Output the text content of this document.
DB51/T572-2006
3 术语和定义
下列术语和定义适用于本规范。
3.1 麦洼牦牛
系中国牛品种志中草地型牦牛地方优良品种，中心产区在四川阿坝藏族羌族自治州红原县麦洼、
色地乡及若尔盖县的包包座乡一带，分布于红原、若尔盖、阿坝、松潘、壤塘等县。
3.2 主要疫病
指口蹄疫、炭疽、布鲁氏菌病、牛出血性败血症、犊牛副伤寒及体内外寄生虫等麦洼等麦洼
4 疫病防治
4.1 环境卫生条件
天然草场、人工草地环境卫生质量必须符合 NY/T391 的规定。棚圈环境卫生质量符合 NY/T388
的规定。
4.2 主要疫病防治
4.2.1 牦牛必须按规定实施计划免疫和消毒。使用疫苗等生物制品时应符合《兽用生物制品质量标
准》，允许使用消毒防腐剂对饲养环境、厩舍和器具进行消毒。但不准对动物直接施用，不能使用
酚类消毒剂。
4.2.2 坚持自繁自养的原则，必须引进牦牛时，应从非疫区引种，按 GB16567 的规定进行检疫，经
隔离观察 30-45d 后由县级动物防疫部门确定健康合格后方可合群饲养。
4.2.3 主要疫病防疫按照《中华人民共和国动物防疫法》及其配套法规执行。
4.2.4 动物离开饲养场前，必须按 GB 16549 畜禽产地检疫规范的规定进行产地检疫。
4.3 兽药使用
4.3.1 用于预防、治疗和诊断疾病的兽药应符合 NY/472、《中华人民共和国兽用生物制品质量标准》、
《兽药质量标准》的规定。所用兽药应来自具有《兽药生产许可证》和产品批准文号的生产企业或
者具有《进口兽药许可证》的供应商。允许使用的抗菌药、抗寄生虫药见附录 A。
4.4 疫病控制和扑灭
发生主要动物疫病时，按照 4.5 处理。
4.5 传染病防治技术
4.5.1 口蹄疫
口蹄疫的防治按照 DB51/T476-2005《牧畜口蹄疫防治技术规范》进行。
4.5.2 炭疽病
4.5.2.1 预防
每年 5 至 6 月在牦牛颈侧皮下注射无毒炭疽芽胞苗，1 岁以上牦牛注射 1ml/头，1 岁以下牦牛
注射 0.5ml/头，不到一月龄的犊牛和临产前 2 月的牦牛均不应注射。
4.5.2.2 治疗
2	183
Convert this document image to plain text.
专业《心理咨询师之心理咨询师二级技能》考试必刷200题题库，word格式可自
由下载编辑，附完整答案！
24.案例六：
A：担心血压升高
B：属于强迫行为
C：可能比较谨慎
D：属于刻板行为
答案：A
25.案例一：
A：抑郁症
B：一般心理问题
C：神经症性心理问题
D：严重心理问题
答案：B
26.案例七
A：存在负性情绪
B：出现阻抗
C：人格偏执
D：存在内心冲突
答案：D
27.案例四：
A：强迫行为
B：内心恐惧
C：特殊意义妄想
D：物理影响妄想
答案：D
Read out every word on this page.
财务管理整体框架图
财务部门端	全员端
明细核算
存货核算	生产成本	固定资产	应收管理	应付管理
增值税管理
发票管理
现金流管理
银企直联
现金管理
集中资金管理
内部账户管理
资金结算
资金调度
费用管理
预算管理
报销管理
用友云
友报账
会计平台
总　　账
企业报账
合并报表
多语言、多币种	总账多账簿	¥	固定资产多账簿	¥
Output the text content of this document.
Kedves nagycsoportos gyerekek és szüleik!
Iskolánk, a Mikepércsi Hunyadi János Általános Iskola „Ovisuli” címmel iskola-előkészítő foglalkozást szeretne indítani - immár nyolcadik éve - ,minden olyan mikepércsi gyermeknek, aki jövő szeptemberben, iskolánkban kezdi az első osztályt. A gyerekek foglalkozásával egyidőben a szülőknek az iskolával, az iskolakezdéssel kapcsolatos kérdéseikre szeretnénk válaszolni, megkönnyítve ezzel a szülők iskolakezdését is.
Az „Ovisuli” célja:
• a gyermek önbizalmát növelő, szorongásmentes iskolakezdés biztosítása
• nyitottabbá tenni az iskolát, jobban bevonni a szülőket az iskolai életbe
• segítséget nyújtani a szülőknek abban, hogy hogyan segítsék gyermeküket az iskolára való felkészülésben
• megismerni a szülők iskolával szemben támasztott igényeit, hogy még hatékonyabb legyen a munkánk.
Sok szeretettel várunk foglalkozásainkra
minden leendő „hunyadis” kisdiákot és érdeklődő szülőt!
--- --- ---
### Given instruction
Print the listing above in full, exactly as it is.

### The result
Output the text content of this document.
DB51/T572-2006
3 术语和定义
下列术语和定义适用于本规范。
3.1 麦洼牦牛
系中国牛品种志中草地型牦牛地方优良品种，中心产区在四川阿坝藏族羌族自治州红原县麦洼、
色地乡及若尔盖县的包包座乡一带，分布于红原、若尔盖、阿坝、松潘、壤塘等县。
3.2 主要疫病
指口蹄疫、炭疽、布鲁氏菌病、牛出血性败血症、犊牛副伤寒及体内外寄生虫等麦洼等麦洼
4 疫病防治
4.1 环境卫生条件
天然草场、人工草地环境卫生质量必须符合 NY/T391 的规定。棚圈环境卫生质量符合 NY/T388
的规定。
4.2 主要疫病防治
4.2.1 牦牛必须按规定实施计划免疫和消毒。使用疫苗等生物制品时应符合《兽用生物制品质量标
准》，允许使用消毒防腐剂对饲养环境、厩舍和器具进行消毒。但不准对动物直接施用，不能使用
酚类消毒剂。
4.2.2 坚持自繁自养的原则，必须引进牦牛时，应从非疫区引种，按 GB16567 的规定进行检疫，经
隔离观察 30-45d 后由县级动物防疫部门确定健康合格后方可合群饲养。
4.2.3 主要疫病防疫按照《中华人民共和国动物防疫法》及其配套法规执行。
4.2.4 动物离开饲养场前，必须按 GB 16549 畜禽产地检疫规范的规定进行产地检疫。
4.3 兽药使用
4.3.1 用于预防、治疗和诊断疾病的兽药应符合 NY/472、《中华人民共和国兽用生物制品质量标准》、
《兽药质量标准》的规定。所用兽药应来自具有《兽药生产许可证》和产品批准文号的生产企业或
者具有《进口兽药许可证》的供应商。允许使用的抗菌药、抗寄生虫药见附录 A。
4.4 疫病控制和扑灭
发生主要动物疫病时，按照 4.5 处理。
4.5 传染病防治技术
4.5.1 口蹄疫
口蹄疫的防治按照 DB51/T476-2005《牧畜口蹄疫防治技术规范》进行。
4.5.2 炭疽病
4.5.2.1 预防
每年 5 至 6 月在牦牛颈侧皮下注射无毒炭疽芽胞苗，1 岁以上牦牛注射 1ml/头，1 岁以下牦牛
注射 0.5ml/头，不到一月龄的犊牛和临产前 2 月的牦牛均不应注射。
4.5.2.2 治疗
2	183
Convert this document image to plain text.
专业《心理咨询师之心理咨询师二级技能》考试必刷200题题库，word格式可自
由下载编辑，附完整答案！
24.案例六：
A：担心血压升高
B：属于强迫行为
C：可能比较谨慎
D：属于刻板行为
答案：A
25.案例一：
A：抑郁症
B：一般心理问题
C：神经症性心理问题
D：严重心理问题
答案：B
26.案例七
A：存在负性情绪
B：出现阻抗
C：人格偏执
D：存在内心冲突
答案：D
27.案例四：
A：强迫行为
B：内心恐惧
C：特殊意义妄想
D：物理影响妄想
答案：D
Read out every word on this page.
财务管理整体框架图
财务部门端	全员端
明细核算
存货核算	生产成本	固定资产	应收管理	应付管理
增值税管理
发票管理
现金流管理
银企直联
现金管理
集中资金管理
内部账户管理
资金结算
资金调度
费用管理
预算管理
报销管理
用友云
友报账
会计平台
总　　账
企业报账
合并报表
多语言、多币种	总账多账簿	¥	固定资产多账簿	¥
Output the text content of this document.
Kedves nagycsoportos gyerekek és szüleik!
Iskolánk, a Mikepércsi Hunyadi János Általános Iskola „Ovisuli” címmel iskola-előkészítő foglalkozást szeretne indítani - immár nyolcadik éve - ,minden olyan mikepércsi gyermeknek, aki jövő szeptemberben, iskolánkban kezdi az első osztályt. A gyerekek foglalkozásával egyidőben a szülőknek az iskolával, az iskolakezdéssel kapcsolatos kérdéseikre szeretnénk válaszolni, megkönnyítve ezzel a szülők iskolakezdését is.
Az „Ovisuli” célja:
• a gyermek önbizalmát növelő, szorongásmentes iskolakezdés biztosítása
• nyitottabbá tenni az iskolát, jobban bevonni a szülőket az iskolai életbe
• segítséget nyújtani a szülőknek abban, hogy hogyan segítsék gyermeküket az iskolára való felkészülésben
• megismerni a szülők iskolával szemben támasztott igényeit, hogy még hatékonyabb legyen a munkánk.
Sok szeretettel várunk foglalkozásainkra
minden leendő „hunyadis” kisdiákot és érdeklődő szülőt!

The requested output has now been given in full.